● EXTRACTED ENTRIES
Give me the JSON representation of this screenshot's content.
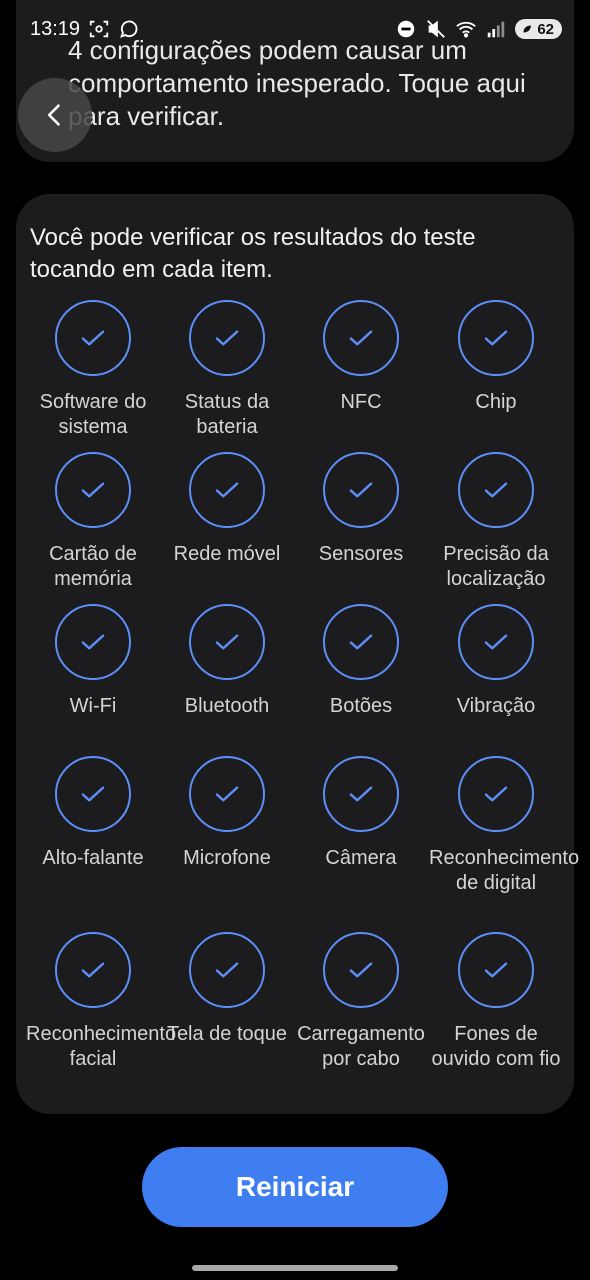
{
  "status_bar": {
    "time": "13:19",
    "battery_level": "62",
    "left_icons": [
      "screenshot-icon",
      "whatsapp-icon"
    ],
    "right_icons": [
      "do-not-disturb-icon",
      "mute-icon",
      "wifi-icon",
      "signal-icon",
      "battery-icon"
    ]
  },
  "warning": {
    "text": "4 configurações podem causar um comportamento inesperado. Toque aqui para verificar."
  },
  "results": {
    "intro": "Você pode verificar os resultados do teste tocando em cada item.",
    "items": [
      {
        "label": "Software do sistema"
      },
      {
        "label": "Status da bateria"
      },
      {
        "label": "NFC"
      },
      {
        "label": "Chip"
      },
      {
        "label": "Cartão de memória"
      },
      {
        "label": "Rede móvel"
      },
      {
        "label": "Sensores"
      },
      {
        "label": "Precisão da localização"
      },
      {
        "label": "Wi-Fi"
      },
      {
        "label": "Bluetooth"
      },
      {
        "label": "Botões"
      },
      {
        "label": "Vibração"
      },
      {
        "label": "Alto-falante"
      },
      {
        "label": "Microfone"
      },
      {
        "label": "Câmera"
      },
      {
        "label": "Reconhecimento de digital"
      },
      {
        "label": "Reconhecimento facial"
      },
      {
        "label": "Tela de toque"
      },
      {
        "label": "Carregamento por cabo"
      },
      {
        "label": "Fones de ouvido com fio"
      }
    ]
  },
  "actions": {
    "restart_label": "Reiniciar"
  },
  "colors": {
    "accent": "#3e7ef0",
    "check": "#5d8ff7",
    "card": "#1c1c1f",
    "background": "#000000"
  }
}
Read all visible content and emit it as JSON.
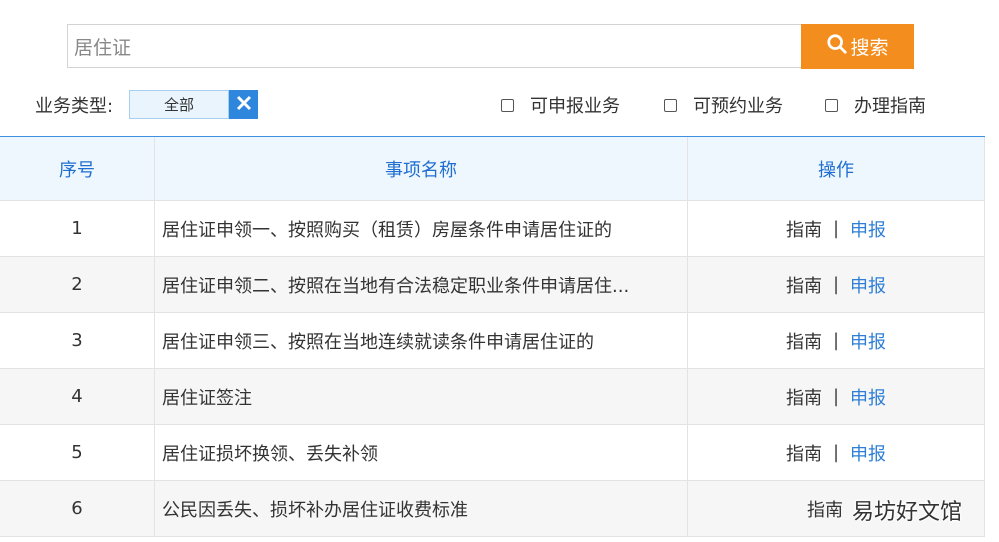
{
  "search": {
    "value": "居住证",
    "button_label": "搜索"
  },
  "filters": {
    "label": "业务类型:",
    "selected_chip": "全部",
    "checkboxes": [
      "可申报业务",
      "可预约业务",
      "办理指南"
    ]
  },
  "table": {
    "headers": [
      "序号",
      "事项名称",
      "操作"
    ],
    "rows": [
      {
        "no": "1",
        "name": "居住证申领一、按照购买（租赁）房屋条件申请居住证的",
        "guide": "指南",
        "sep": "|",
        "report": "申报"
      },
      {
        "no": "2",
        "name": "居住证申领二、按照在当地有合法稳定职业条件申请居住...",
        "guide": "指南",
        "sep": "|",
        "report": "申报"
      },
      {
        "no": "3",
        "name": "居住证申领三、按照在当地连续就读条件申请居住证的",
        "guide": "指南",
        "sep": "|",
        "report": "申报"
      },
      {
        "no": "4",
        "name": "居住证签注",
        "guide": "指南",
        "sep": "|",
        "report": "申报"
      },
      {
        "no": "5",
        "name": "居住证损坏换领、丢失补领",
        "guide": "指南",
        "sep": "|",
        "report": "申报"
      },
      {
        "no": "6",
        "name": "公民因丢失、损坏补办居住证收费标准",
        "guide": "指南",
        "sep": "",
        "report": ""
      }
    ]
  },
  "watermark": "易坊好文馆",
  "colors": {
    "accent": "#f38e1e",
    "primary": "#2e86dd",
    "header_text": "#1f6fd0",
    "header_bg": "#eef6fe"
  }
}
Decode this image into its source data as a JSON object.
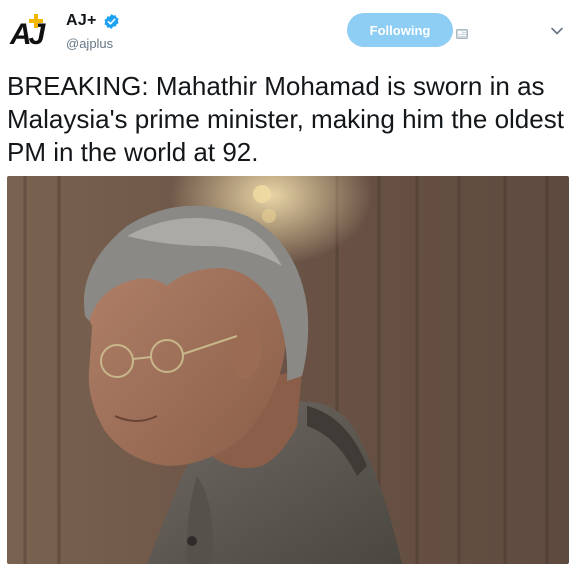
{
  "account": {
    "display_name": "AJ+",
    "handle": "@ajplus",
    "logo_text": "AJ",
    "verified": true
  },
  "follow_button": {
    "label": "Following"
  },
  "icons": {
    "notifications": "notification-icon",
    "more": "chevron-down-icon",
    "verified": "verified-badge-icon"
  },
  "tweet": {
    "text": "BREAKING: Mahathir Mohamad is sworn in as Malaysia's prime minister, making him the oldest PM in the world at 92."
  },
  "colors": {
    "follow_button_bg": "#8ecdf4",
    "verified_blue": "#1da1f2",
    "handle_gray": "#657786"
  }
}
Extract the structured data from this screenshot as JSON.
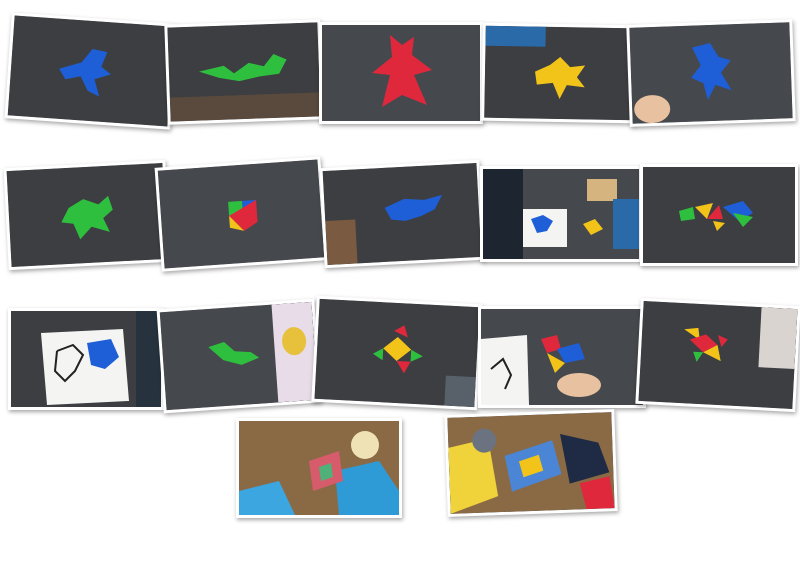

● WHAT YOU NEED TO DO
Search the data for "content". Copy every matching line.

● ANSWER
Give me the JSON representation of this screenshot's content.
Read all visible content and emit it as JSON.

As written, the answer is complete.